DOCUMENT SECTION -
########################################

However, let's not go overboard about Che Guevera. He did not kill or torture "thousands" in Cuba. Per Wikipedia's section on "Human Rights in Cuba," the estimates are that several thousand altogether were killed under the first 11 years of the Cuban Communist dictatorship. Che was gone from Cuba by 1964, still early in the regime's existence.
Also, in Wikipedia, per the section on Che himself, it notes he presided over "hundreds" of executions, mostly of police officers and deputies in the old regime, a number of whom had tortured peasants and others in Cuba during the reign of that old regime.
A dirty and brutal business, still, but I think it's important not to exaggerate. On the other hand, Wikipedia could be wrong (it's known to happen), but it strikes me as reasonably accurate in this instance based upon what I have read about the aftermath of the Cuban revolution over the years.
Now, if I could only find a Michael Harrington t-shirt...or maybe Allan Sherman?
Che fought against bad people. The people with the Che shirts wear them to signal their opposition to Che's enemies. They couldn't care less about Che himself.
It really isn't any more complicated than that.
I wouldn't put much past the average college student.
A lot of people these days seem to think that fighting against bad people makes you a good guy. Even if your tactics are much worse than theirs, and you're fighting against them for the wrong reasons altogether.
I find that curious, and saddening.
From a film review about the him: The bitter pill that caused gay people to be targeted at a greater rate than other groups was the revolutionary belief, adopted from the Soviets, that homosexuality was a phenomenon of indulgent bourgeois society that would not exist in a pure communist state, the book states.

########################################

[Stored data entries]
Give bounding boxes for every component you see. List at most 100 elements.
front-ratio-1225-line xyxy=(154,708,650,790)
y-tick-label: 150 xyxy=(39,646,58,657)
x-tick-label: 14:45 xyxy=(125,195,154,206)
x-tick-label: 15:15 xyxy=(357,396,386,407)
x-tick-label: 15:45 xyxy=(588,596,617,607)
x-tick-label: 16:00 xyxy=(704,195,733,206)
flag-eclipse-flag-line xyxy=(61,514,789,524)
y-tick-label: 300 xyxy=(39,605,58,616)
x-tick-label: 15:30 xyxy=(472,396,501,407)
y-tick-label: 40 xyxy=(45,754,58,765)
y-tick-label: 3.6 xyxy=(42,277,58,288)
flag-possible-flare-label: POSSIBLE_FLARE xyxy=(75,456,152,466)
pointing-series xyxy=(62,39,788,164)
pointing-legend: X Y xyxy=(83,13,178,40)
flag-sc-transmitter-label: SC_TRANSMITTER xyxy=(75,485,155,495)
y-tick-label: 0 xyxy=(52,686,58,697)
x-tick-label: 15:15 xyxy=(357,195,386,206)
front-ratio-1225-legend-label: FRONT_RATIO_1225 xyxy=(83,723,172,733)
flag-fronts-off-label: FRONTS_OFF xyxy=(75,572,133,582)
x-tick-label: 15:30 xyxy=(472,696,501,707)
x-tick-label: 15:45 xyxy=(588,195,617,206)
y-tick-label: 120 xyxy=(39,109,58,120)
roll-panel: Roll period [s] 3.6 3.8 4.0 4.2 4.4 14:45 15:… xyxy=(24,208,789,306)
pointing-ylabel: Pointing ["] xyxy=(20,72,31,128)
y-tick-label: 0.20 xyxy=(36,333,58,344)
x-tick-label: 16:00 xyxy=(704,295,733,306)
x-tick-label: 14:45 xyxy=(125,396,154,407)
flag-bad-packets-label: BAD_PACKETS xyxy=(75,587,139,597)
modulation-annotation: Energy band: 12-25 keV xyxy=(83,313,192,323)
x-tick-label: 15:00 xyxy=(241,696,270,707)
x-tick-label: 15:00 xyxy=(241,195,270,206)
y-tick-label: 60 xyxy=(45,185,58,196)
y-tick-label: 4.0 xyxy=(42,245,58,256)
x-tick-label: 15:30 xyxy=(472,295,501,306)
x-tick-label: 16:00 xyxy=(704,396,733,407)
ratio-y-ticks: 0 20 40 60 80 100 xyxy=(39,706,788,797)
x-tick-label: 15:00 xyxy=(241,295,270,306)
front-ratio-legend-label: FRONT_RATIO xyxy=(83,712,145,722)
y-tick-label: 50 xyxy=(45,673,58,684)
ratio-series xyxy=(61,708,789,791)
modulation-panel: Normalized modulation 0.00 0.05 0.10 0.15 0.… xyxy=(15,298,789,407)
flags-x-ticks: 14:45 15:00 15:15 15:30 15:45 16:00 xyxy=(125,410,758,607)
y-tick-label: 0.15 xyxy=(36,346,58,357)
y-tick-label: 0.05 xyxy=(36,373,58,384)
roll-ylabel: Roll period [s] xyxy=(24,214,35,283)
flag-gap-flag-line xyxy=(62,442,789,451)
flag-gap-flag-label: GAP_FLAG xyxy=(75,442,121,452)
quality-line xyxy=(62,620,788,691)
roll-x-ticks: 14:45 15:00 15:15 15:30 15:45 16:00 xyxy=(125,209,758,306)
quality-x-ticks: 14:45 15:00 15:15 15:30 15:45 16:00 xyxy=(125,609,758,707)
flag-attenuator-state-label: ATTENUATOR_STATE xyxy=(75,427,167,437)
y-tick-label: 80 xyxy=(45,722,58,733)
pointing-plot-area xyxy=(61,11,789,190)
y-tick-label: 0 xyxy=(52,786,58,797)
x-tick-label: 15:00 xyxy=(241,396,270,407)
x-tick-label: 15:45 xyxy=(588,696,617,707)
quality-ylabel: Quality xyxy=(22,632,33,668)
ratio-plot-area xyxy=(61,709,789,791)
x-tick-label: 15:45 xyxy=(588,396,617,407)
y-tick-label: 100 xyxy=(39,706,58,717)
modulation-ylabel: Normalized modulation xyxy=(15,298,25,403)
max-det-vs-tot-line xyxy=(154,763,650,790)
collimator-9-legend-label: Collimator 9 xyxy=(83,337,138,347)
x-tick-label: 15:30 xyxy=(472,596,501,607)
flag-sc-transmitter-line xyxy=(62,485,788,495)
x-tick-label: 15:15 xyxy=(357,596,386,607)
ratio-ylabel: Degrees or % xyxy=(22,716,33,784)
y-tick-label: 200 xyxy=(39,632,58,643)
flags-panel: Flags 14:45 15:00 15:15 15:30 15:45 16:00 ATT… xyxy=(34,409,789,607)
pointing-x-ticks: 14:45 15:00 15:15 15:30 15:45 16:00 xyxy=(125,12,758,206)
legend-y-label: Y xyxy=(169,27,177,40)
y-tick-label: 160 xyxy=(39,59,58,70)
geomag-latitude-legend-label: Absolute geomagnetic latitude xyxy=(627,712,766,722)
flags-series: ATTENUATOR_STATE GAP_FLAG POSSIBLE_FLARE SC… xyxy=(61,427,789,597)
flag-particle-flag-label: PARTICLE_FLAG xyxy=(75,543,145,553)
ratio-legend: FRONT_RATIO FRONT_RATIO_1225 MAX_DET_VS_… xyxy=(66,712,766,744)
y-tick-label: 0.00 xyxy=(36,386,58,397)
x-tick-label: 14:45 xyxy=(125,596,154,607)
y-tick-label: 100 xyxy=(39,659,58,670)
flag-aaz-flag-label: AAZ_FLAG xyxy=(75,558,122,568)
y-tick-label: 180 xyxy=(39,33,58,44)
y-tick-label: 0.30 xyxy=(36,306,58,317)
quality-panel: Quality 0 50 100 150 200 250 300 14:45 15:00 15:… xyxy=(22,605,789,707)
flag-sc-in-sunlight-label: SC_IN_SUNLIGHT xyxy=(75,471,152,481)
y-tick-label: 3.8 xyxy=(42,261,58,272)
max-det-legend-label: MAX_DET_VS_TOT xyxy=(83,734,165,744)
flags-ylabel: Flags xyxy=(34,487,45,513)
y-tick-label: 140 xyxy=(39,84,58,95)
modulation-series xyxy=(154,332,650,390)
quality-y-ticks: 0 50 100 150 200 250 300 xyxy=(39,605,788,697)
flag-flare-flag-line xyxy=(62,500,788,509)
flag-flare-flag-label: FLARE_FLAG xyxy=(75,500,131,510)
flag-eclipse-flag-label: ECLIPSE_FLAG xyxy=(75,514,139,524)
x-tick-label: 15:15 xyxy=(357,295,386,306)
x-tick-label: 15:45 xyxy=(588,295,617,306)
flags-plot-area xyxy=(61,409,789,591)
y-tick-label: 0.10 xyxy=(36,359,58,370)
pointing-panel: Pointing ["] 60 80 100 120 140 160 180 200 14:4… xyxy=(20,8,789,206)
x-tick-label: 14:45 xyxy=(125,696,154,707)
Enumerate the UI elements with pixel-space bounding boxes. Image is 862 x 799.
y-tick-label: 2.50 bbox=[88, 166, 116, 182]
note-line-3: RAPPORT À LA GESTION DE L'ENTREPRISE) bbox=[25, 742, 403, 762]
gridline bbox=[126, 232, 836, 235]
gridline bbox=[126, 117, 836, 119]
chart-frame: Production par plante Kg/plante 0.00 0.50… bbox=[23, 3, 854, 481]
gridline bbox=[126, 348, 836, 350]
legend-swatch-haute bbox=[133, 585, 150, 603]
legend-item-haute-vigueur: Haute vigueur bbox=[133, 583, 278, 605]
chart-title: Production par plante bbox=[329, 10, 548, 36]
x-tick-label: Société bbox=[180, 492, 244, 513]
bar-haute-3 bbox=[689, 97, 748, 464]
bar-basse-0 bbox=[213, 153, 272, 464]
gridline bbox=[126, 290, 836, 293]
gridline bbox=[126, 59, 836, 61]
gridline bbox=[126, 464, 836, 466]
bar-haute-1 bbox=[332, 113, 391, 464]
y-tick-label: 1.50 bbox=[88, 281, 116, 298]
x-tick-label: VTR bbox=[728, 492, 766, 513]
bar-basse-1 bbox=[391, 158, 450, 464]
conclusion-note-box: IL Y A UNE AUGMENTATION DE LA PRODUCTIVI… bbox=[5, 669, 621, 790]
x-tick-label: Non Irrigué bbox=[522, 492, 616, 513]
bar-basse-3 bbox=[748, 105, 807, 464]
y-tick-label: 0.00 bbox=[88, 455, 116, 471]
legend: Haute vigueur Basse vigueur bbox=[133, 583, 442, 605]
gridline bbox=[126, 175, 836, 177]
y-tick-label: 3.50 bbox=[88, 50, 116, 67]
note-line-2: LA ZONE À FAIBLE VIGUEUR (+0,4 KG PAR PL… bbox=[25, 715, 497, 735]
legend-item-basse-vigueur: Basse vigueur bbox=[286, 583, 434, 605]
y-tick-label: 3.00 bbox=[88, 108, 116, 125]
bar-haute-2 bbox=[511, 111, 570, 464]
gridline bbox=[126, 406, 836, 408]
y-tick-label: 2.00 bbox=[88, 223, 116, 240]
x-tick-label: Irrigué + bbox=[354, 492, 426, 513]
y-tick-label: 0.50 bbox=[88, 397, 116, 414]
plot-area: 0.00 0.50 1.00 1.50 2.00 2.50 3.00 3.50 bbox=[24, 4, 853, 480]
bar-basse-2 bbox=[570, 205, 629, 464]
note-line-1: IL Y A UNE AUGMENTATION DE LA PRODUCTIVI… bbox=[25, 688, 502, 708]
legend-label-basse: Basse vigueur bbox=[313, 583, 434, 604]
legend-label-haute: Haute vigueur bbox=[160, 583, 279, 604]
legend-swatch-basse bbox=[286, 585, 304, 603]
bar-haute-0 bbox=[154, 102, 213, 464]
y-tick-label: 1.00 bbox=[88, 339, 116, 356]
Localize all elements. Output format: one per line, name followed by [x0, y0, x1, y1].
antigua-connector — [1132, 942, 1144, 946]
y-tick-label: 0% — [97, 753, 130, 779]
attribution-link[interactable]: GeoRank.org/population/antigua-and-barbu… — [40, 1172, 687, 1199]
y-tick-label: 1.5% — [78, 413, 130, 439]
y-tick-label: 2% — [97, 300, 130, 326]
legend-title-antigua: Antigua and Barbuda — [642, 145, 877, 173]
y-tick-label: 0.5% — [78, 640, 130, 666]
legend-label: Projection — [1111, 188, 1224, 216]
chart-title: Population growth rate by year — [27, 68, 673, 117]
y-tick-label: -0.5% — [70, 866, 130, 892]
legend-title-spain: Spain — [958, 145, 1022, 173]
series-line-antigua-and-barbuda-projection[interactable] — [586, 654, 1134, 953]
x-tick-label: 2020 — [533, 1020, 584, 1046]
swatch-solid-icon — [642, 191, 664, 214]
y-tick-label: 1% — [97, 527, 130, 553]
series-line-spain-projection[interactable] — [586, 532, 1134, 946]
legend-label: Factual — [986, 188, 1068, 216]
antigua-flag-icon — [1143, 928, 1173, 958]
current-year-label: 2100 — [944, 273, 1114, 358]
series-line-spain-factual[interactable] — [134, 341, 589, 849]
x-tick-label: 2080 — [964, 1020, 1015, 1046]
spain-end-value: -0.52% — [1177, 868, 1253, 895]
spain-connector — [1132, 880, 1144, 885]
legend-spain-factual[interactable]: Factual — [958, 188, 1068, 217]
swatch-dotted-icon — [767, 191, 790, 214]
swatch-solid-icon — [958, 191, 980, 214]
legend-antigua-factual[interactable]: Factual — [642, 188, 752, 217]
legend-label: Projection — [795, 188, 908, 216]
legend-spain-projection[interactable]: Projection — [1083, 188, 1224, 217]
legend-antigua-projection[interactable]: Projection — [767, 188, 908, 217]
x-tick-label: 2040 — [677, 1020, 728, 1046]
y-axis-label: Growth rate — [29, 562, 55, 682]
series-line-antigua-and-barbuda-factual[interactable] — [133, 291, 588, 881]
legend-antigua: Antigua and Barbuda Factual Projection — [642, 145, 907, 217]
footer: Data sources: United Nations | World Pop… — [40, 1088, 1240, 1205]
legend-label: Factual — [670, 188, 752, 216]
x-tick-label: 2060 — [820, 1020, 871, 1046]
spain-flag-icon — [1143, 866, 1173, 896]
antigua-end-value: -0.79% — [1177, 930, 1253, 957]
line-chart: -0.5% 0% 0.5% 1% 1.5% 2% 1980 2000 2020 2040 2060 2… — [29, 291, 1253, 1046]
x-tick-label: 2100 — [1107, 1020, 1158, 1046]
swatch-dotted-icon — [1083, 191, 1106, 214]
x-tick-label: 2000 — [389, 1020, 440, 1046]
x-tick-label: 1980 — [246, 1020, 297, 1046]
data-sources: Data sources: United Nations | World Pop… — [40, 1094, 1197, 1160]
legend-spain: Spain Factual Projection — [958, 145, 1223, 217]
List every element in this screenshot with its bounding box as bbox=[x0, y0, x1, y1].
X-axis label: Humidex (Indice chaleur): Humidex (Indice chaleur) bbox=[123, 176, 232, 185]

########################################

STUDY QUESTIONS -
1. Answer these questions from the discussion about Che:
(a) By what year was Che gone from Cuba?
(b) According to the Wikipedia section on Che, over how many executions did he preside, and who were most of those executed?
(c) What belief, adopted from the Soviets, caused gay people to be targeted at a greater rate?
2. Carry on the discussion about Che from its last sentence.

ANSWERS TO THE TASKS -
1.
(a) 1964.
(b) "Hundreds," mostly police officers and deputies in the old regime.
(c) The belief that homosexuality was a phenomenon of indulgent bourgeois society that would not exist in a pure communist state.

2.
Barbara Weinstein, professor of Latin American history at the University of Maryland and co-editor of the Hispanic American Historical Review, says, "People who were gay were not defined as weak or sick but deviant and decadent."
So, at least with regards to gay people, Che Guevara has quite a bit in common with the right wing of our country. Perhaps, then, Senator Brownback might want to wear his t-shirt?
To equate Che with US conservatives on the gay issue means you're no longer worth engaging.
Whatever else you might want to say about Castro and Che, quite a few good things happened to the Cuban people when Castro took power. The infant mortality rate, once very high, is now very low. The literacy rate, once very low, is now very high. Health care is universally available. No one is starving to death despite every U.S. effort to make things economically difficult in Cuba. These are the sort of things--the welfare of the people--that the U.S.A. and the vicious and corrupt dictators it supported didn't give a damn about.
Don't blame college kids for Che's popularity. Blame the U.S. Government and the U.S. corporations who exploited Latin Americans.
Visitor. Jeez. That one wore out decades ago. All over Latin America are churches, and even universities, and there were law courts and any number of other civilized activities functioning when European settlements in what is now the US were a few shacks no further inland than a ship's guns could carry. Just in case there was a ship in when necessary.
How'd we get to be so big and bad.
Look at Latin America now. They're screwing themselves up big time without our help. Problem is, we're no longer available as an excuse.
And the wonderfulness of Cuba...health care like that is for the apparatchiks only, the literacy is due to not counting the illiterate, and infant mortality down partly for reasons of miscounting and partly because it's down most places.
For some reason, people are still trying to get out. What's wrong with them?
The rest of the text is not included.